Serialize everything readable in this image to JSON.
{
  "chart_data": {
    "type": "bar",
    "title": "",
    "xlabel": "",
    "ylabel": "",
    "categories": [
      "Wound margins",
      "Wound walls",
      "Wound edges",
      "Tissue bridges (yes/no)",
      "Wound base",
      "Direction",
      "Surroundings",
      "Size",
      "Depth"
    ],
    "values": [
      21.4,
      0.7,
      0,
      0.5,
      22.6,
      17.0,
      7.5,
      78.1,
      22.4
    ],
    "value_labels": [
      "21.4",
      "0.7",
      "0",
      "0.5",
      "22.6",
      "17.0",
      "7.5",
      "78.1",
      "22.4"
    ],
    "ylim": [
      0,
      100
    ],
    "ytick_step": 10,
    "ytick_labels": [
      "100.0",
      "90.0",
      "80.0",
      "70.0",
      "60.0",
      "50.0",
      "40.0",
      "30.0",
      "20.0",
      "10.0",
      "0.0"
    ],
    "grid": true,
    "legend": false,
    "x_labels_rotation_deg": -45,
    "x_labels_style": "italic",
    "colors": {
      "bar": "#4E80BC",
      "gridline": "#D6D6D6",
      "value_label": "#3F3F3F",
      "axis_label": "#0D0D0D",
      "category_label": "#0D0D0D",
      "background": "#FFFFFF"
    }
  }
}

══════

**Task directions:** Each line in the listing above either holds the string "Wound" or does not; state how many do, giving the number only.

**Answer to the task:** 4